■ **Aim**: Copy all lines below exactly as written. Leave pictures out.

■ **Input**:
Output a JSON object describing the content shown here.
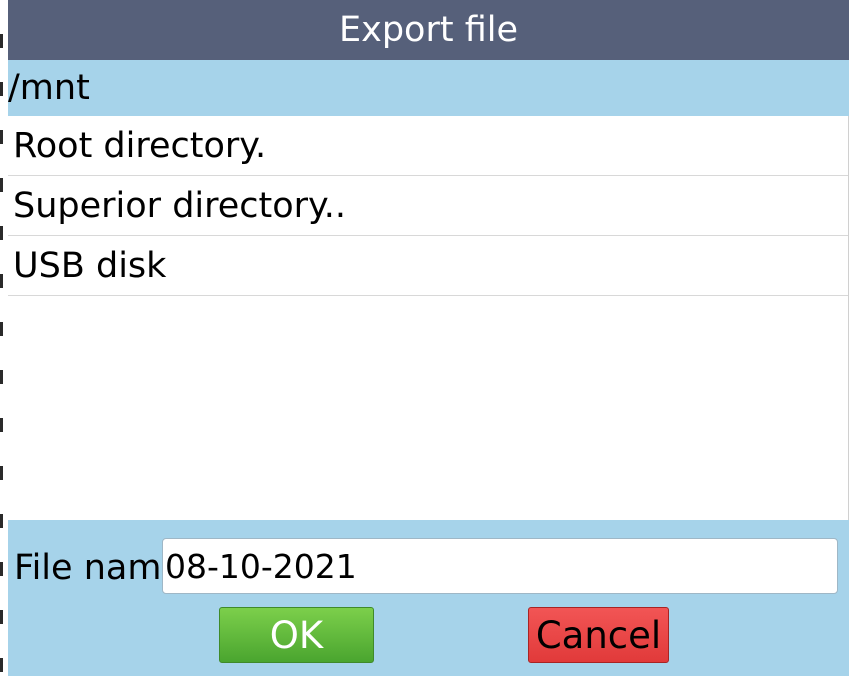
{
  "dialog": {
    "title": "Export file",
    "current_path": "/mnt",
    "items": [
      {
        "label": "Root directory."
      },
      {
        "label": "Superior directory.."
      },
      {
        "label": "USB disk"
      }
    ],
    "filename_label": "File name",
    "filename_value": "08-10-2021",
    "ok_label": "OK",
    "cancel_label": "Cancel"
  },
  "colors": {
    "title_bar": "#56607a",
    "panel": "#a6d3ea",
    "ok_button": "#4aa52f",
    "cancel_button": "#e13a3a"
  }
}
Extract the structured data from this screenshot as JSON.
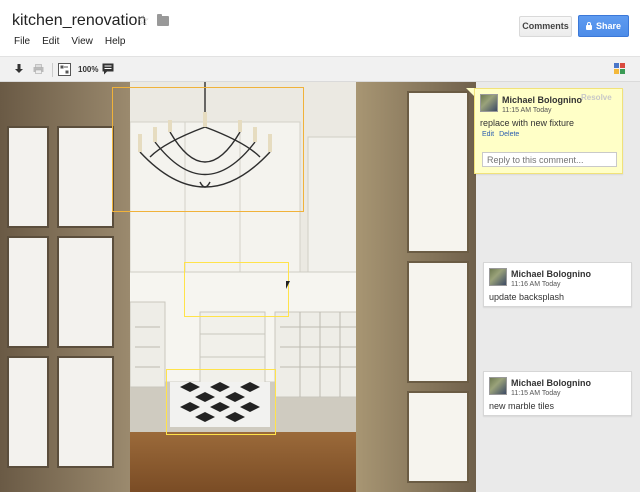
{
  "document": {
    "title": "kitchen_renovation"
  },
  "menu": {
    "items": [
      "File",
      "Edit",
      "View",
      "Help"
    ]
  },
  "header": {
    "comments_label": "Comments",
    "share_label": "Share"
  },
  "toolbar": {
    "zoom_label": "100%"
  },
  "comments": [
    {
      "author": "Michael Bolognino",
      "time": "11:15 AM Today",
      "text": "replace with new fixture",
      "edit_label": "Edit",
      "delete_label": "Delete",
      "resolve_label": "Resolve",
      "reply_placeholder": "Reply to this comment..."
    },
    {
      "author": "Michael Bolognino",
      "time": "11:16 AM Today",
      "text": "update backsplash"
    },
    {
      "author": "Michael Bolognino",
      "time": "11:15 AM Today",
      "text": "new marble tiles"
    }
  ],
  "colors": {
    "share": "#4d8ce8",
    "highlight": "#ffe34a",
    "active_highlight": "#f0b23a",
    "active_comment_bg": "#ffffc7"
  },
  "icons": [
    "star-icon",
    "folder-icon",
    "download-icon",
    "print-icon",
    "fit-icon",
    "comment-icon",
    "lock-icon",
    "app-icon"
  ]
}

■ **Solution for this task**:
Output a JSON object describing the content shown here.
{
  "dialog": {
    "title": "Export file",
    "current_path": "/mnt",
    "items": [
      {
        "label": "Root directory."
      },
      {
        "label": "Superior directory.."
      },
      {
        "label": "USB disk"
      }
    ],
    "filename_label": "File name",
    "filename_value": "08-10-2021",
    "ok_label": "OK",
    "cancel_label": "Cancel"
  },
  "colors": {
    "title_bar": "#56607a",
    "panel": "#a6d3ea",
    "ok_button": "#4aa52f",
    "cancel_button": "#e13a3a"
  }
}
Extract the structured data from this screenshot as JSON.
{
  "document": {
    "title": "kitchen_renovation"
  },
  "menu": {
    "items": [
      "File",
      "Edit",
      "View",
      "Help"
    ]
  },
  "header": {
    "comments_label": "Comments",
    "share_label": "Share"
  },
  "toolbar": {
    "zoom_label": "100%"
  },
  "comments": [
    {
      "author": "Michael Bolognino",
      "time": "11:15 AM Today",
      "text": "replace with new fixture",
      "edit_label": "Edit",
      "delete_label": "Delete",
      "resolve_label": "Resolve",
      "reply_placeholder": "Reply to this comment..."
    },
    {
      "author": "Michael Bolognino",
      "time": "11:16 AM Today",
      "text": "update backsplash"
    },
    {
      "author": "Michael Bolognino",
      "time": "11:15 AM Today",
      "text": "new marble tiles"
    }
  ],
  "colors": {
    "share": "#4d8ce8",
    "highlight": "#ffe34a",
    "active_highlight": "#f0b23a",
    "active_comment_bg": "#ffffc7"
  },
  "icons": [
    "star-icon",
    "folder-icon",
    "download-icon",
    "print-icon",
    "fit-icon",
    "comment-icon",
    "lock-icon",
    "app-icon"
  ]
}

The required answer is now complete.